Aufgabe 1:
Beantworten Sie anhand des Beschlusses:
(a) Von welchem Datum ist der Beschluss des Oberlandesgerichts, gegen den sich die Rechtsbeschwerde richtet?
(b) Wie hoch ist der Beschwerdewert?
(c) Welches Gericht hat die Rechtsbeschwerde zugelassen?
Aufgabe 2: Schreiben Sie die Datensätze wörtlich ab: Beginnen Sie am Anfang der Datensätze und hören Sie nach der Zeile auf, die „warning-title: WARNING xyxy=(260,178,317,190)“ enthält.

Auszug:
_ _ _ _ _

Bundesgerichtshof:
Beschluss vom 17. September 2002
Aktenzeichen: XI ZB 9/02

(BGH: Beschluss v. 17.09.2002, Az.: XI ZB 9/02)

Tenor

Die Rechtsbeschwerde der Antragsteller gegen den Beschluß des 8. Zivilsenats des Brandenburgischen Oberlandesgerichts vom 7. März 2002 wird auf ihre Kosten zurückgewiesen.

Beschwerdewert: 1.907,12 DM)

Gründe

I.

Die Antragsteller haben als Prozeßbevollmächtigte der Antragsgegner im Berufungsverfahren an dem Abschluß und der Protokollierung eines Vergleichs mitgewirkt, der neben den im Verfahren anhängigen auch solche Ansprüche umfaßte, die nicht rechtshängig waren. Hinsichtlich dieser nicht rechtshängigen Ansprüche haben die Antragssteller die Festsetzung einer 16,9/20-Gebühr gemäß §§ 11, 32 BRAGO für die Protokollierung der Parteieinigung und eine 19,5/10-Vergleichsgebühr gemäß §§ 11, 23 BRAGO beantragt. Dem hat das Landgericht nur teilweise entsprochen.

Das Oberlandesgericht hat die sofortige Beschwerde der Antragsteller zurückgewiesen und die Rechtsbeschwerde zugelassen. Es hat die Auffassung vertreten, die 15/10-Vergleichsgebühr gemäß § 23 Abs. 1 BRAGO erfahre hinsichtlich der nicht rechtshängigen Ansprüche keine Erhöhung gemäß § 11 Abs. 1 Satz 4 BRAGO. Die Gebühr gemäß §§ 11, 32 Abs. 2 BRAGO sei nicht festsetzungsfähig angefallen, weil nicht erkennbar sei, daß die Antragssteller hinsichtlich der nicht rechtshängigen Ansprüche den Auftrag zur Prozeßführung gehabt hätten.

_ _ _ _ _

Entnommenes Material:
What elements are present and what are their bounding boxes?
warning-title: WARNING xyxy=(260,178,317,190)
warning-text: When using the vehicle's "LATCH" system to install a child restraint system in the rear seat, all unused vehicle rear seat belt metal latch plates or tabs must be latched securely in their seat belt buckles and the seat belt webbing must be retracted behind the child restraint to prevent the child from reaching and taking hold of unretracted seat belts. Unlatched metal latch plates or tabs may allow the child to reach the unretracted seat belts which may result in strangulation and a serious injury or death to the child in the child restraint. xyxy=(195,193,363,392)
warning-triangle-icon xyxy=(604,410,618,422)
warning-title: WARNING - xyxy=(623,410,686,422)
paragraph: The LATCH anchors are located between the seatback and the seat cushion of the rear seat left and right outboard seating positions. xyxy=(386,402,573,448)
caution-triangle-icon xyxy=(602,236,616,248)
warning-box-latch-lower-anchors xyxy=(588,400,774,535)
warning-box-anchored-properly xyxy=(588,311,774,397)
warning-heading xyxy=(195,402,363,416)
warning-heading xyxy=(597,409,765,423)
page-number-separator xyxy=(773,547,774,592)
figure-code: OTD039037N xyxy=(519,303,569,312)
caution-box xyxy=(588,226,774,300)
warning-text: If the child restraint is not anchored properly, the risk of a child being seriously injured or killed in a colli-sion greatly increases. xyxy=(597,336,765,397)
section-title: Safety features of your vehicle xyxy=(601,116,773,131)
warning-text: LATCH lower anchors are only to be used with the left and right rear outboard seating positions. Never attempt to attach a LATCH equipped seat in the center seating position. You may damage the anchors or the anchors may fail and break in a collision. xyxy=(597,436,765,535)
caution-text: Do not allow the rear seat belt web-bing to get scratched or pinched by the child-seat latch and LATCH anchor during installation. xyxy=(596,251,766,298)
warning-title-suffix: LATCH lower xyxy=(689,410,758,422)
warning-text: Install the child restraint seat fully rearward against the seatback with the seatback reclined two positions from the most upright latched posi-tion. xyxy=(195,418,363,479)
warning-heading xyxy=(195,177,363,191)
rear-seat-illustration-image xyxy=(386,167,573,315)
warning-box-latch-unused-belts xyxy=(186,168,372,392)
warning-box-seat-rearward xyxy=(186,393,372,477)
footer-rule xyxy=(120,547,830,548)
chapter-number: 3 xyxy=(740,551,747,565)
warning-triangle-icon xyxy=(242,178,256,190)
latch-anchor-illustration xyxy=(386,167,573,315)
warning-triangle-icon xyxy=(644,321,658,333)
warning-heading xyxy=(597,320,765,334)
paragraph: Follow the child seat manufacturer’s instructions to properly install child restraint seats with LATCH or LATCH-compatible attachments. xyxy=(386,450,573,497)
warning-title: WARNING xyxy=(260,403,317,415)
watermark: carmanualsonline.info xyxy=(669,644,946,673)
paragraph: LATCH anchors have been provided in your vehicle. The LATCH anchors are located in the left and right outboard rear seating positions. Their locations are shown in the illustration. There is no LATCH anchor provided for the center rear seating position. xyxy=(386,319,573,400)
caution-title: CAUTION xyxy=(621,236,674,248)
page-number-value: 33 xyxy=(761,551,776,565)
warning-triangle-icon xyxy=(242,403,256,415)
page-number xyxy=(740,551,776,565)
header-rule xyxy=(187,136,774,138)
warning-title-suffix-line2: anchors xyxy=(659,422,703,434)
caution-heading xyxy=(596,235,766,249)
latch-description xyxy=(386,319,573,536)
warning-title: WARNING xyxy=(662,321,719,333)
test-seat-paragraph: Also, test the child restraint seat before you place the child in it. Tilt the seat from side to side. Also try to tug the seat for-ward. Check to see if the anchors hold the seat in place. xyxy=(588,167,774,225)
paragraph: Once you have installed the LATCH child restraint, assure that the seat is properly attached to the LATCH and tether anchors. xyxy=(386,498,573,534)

_ _ _ _ _

Ergebnis 1:
(a) 7. März 2002
(b) 1.907,12 DM
(c) Das Oberlandesgericht

Ergebnis 2:
What elements are present and what are their bounding boxes?
warning-title: WARNING xyxy=(260,178,317,190)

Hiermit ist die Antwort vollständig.